Stored records »
========================================================================

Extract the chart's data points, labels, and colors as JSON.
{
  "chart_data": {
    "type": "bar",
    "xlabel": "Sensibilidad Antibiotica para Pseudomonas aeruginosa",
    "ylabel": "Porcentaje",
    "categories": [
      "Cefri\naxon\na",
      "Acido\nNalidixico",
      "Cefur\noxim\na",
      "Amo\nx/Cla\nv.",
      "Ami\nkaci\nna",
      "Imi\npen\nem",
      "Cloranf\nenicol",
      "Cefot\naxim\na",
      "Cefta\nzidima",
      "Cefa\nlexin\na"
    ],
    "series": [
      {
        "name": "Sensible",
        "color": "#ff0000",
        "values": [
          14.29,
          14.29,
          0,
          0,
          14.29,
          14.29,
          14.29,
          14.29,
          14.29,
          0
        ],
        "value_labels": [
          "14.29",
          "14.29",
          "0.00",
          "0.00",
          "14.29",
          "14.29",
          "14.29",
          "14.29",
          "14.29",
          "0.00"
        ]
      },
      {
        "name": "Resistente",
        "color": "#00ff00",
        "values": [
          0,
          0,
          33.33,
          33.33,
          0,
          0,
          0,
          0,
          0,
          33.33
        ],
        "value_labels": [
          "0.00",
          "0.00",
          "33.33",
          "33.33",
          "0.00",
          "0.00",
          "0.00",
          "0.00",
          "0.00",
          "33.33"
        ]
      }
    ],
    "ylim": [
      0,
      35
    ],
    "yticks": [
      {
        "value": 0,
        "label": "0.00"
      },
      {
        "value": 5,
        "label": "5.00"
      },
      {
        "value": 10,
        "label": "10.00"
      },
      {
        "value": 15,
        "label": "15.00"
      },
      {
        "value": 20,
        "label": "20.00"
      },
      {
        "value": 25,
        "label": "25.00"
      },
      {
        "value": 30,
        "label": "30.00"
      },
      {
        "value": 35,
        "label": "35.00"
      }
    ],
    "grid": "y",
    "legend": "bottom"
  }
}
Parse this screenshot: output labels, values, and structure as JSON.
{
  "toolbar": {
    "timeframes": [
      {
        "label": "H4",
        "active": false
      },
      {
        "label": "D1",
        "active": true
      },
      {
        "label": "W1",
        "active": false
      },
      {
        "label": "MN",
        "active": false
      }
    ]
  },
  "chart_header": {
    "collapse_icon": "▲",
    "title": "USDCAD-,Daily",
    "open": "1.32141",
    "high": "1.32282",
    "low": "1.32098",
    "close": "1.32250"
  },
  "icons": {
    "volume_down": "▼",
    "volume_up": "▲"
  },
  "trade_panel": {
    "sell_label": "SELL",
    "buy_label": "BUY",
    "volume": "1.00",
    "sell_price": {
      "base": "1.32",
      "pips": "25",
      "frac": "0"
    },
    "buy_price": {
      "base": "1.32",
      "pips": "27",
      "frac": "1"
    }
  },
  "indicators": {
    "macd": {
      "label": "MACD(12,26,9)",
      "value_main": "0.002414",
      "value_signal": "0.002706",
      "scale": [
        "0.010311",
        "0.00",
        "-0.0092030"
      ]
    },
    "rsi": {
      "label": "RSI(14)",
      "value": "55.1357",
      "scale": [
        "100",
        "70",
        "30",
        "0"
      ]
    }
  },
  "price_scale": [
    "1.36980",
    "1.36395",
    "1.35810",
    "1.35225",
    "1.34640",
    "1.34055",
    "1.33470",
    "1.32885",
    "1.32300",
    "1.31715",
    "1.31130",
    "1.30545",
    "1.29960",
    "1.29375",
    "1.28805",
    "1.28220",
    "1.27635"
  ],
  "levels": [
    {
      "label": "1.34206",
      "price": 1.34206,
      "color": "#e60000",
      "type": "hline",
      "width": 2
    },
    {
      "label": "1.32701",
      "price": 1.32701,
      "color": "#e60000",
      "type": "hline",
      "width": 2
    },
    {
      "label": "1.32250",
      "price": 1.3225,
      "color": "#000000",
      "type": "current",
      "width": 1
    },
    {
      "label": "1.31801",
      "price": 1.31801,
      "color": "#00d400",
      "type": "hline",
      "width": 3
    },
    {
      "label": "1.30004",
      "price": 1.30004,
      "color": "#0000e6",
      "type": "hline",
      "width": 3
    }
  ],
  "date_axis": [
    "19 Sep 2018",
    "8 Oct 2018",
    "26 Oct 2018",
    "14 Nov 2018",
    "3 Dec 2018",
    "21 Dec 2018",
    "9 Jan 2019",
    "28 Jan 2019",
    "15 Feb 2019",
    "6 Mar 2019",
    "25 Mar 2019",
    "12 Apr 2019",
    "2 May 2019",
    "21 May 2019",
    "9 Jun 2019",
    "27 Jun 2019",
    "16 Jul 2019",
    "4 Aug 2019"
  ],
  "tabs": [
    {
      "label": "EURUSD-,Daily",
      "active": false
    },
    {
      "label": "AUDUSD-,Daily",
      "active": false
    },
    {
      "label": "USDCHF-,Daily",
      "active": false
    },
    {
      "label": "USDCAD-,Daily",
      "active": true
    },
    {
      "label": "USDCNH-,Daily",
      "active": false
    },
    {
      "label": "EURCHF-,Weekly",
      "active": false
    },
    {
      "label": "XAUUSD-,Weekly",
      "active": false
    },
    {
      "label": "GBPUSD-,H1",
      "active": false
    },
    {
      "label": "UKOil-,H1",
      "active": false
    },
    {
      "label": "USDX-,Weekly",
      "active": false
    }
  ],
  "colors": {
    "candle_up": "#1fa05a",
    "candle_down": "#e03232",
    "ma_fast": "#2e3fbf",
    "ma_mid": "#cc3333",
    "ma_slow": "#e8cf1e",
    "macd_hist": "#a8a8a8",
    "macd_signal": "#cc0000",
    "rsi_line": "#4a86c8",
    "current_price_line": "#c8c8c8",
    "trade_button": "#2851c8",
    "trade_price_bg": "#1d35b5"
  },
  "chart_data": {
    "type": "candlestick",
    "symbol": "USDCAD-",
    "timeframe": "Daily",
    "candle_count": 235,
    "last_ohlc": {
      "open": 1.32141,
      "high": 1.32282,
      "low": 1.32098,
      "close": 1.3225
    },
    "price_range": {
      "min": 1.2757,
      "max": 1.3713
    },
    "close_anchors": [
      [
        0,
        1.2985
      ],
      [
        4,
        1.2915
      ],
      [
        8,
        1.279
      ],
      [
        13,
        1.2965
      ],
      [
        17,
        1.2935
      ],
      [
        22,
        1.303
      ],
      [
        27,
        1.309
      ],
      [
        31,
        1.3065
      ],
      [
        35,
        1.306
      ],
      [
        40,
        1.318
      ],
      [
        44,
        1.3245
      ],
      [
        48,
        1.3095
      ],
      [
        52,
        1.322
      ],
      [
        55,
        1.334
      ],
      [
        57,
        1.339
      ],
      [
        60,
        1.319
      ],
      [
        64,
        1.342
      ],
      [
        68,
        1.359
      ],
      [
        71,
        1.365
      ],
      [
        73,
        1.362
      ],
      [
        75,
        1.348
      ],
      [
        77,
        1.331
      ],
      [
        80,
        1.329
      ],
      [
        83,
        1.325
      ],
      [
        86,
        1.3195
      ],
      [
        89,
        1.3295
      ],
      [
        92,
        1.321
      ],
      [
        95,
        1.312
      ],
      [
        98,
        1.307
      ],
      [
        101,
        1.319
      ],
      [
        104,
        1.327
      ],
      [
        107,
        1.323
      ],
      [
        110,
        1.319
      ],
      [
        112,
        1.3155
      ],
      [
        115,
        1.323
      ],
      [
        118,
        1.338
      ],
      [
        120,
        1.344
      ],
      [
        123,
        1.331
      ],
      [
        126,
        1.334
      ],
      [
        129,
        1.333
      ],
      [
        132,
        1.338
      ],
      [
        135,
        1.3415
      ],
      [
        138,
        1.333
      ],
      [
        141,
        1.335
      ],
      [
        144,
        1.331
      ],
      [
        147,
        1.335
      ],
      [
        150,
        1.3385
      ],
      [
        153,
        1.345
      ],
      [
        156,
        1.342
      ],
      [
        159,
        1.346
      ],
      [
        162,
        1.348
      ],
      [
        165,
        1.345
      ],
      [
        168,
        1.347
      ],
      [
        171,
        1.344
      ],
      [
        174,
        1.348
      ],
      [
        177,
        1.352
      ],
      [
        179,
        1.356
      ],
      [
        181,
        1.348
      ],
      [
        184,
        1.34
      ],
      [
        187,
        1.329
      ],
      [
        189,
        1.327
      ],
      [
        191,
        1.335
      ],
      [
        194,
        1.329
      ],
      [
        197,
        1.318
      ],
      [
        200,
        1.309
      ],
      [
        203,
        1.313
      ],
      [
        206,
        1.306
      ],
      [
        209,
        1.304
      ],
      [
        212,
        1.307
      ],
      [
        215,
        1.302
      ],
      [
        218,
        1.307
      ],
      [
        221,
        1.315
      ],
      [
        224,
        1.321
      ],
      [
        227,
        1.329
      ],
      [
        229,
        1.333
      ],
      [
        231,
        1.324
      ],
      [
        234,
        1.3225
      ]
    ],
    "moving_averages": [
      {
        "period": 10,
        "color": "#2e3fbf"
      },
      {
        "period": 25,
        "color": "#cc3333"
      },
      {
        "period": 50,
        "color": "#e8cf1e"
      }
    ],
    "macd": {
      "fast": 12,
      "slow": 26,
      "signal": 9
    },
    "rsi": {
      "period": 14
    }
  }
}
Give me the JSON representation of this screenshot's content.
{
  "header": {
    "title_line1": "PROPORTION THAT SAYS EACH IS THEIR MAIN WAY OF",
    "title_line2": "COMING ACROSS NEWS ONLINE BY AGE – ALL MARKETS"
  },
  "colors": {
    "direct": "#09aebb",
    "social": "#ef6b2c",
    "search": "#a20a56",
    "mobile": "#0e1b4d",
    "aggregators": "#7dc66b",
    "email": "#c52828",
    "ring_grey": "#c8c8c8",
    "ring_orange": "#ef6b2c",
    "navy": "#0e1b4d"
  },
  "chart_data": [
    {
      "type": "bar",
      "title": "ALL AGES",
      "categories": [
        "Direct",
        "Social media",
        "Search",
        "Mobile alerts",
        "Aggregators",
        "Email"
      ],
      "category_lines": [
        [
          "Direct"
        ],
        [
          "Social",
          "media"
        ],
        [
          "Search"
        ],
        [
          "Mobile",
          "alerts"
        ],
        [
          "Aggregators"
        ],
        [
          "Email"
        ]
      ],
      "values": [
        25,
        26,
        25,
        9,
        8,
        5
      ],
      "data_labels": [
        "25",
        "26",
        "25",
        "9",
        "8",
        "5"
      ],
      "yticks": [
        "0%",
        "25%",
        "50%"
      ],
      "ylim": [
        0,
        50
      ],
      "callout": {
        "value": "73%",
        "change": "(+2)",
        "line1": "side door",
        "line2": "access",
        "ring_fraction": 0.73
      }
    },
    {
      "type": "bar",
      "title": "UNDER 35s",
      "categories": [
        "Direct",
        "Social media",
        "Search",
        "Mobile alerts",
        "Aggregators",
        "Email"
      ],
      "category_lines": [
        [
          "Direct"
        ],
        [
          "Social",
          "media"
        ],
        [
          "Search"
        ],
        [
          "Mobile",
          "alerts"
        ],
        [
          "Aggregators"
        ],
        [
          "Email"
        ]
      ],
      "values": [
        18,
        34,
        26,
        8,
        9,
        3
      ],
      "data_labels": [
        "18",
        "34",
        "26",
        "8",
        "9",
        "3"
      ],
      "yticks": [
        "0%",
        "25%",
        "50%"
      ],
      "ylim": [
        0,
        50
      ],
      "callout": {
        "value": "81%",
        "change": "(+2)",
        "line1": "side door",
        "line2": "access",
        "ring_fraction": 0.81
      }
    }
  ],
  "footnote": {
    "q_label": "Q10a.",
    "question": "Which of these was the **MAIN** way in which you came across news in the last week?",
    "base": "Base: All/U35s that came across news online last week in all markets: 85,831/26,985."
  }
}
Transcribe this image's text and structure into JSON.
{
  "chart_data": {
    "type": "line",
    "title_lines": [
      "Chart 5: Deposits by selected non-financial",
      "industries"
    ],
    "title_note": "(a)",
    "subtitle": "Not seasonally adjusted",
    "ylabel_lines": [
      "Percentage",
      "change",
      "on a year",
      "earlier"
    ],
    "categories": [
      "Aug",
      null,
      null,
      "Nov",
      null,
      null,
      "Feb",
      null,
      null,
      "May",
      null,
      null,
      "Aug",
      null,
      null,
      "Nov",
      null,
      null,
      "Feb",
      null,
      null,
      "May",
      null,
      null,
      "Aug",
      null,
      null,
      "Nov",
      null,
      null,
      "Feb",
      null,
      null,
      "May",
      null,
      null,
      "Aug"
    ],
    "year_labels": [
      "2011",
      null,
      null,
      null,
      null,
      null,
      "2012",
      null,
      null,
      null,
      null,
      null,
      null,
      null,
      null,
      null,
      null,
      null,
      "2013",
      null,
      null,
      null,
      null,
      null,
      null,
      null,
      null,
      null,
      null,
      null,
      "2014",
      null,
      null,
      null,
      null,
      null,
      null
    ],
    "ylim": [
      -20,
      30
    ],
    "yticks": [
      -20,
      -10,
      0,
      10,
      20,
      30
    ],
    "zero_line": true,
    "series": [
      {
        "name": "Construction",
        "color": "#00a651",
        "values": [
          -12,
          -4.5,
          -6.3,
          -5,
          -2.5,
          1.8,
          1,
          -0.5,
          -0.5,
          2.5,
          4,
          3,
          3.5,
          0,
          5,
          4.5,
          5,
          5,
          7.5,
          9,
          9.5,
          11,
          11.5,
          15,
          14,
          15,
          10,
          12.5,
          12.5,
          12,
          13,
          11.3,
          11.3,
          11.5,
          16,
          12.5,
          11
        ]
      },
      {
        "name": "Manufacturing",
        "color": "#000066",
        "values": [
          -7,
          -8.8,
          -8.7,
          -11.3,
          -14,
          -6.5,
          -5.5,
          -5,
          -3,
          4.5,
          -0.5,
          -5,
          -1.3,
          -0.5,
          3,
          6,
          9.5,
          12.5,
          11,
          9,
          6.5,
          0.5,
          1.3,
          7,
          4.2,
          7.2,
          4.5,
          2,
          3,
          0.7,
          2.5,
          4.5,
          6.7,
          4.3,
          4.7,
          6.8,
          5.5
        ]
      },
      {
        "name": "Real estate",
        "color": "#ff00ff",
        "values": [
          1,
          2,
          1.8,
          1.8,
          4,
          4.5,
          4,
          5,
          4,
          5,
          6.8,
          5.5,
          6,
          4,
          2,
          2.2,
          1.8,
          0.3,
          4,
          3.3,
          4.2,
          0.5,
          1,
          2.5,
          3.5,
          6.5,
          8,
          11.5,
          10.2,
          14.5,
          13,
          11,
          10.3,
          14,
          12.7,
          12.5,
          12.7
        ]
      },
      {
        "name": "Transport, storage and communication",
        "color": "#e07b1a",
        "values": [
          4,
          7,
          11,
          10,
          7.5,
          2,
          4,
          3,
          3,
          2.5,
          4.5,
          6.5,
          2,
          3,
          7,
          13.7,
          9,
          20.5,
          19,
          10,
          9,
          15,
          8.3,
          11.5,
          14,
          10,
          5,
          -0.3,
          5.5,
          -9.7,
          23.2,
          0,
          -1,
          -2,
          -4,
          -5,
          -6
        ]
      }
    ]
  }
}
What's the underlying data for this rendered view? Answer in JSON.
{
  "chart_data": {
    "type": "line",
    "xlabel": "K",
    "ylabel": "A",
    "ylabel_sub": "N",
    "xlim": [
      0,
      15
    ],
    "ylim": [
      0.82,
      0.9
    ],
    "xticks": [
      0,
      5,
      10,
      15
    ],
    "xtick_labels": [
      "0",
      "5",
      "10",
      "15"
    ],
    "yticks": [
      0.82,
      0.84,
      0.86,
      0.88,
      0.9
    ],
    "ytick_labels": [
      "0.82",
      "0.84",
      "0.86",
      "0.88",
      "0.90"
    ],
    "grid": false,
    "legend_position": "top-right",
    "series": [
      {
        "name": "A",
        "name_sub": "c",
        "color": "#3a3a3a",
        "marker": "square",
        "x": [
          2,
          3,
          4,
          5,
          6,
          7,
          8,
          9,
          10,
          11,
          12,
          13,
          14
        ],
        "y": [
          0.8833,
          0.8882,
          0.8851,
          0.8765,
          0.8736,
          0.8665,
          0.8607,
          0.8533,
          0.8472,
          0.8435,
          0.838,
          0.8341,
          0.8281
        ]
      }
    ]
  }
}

========================================================================

Return a copy of every line that includes the word "USDCAD".

RIGHT ANSWER »
    "title": "USDCAD-,Daily",
      "label": "USDCAD-,Daily",
    "symbol": "USDCAD-",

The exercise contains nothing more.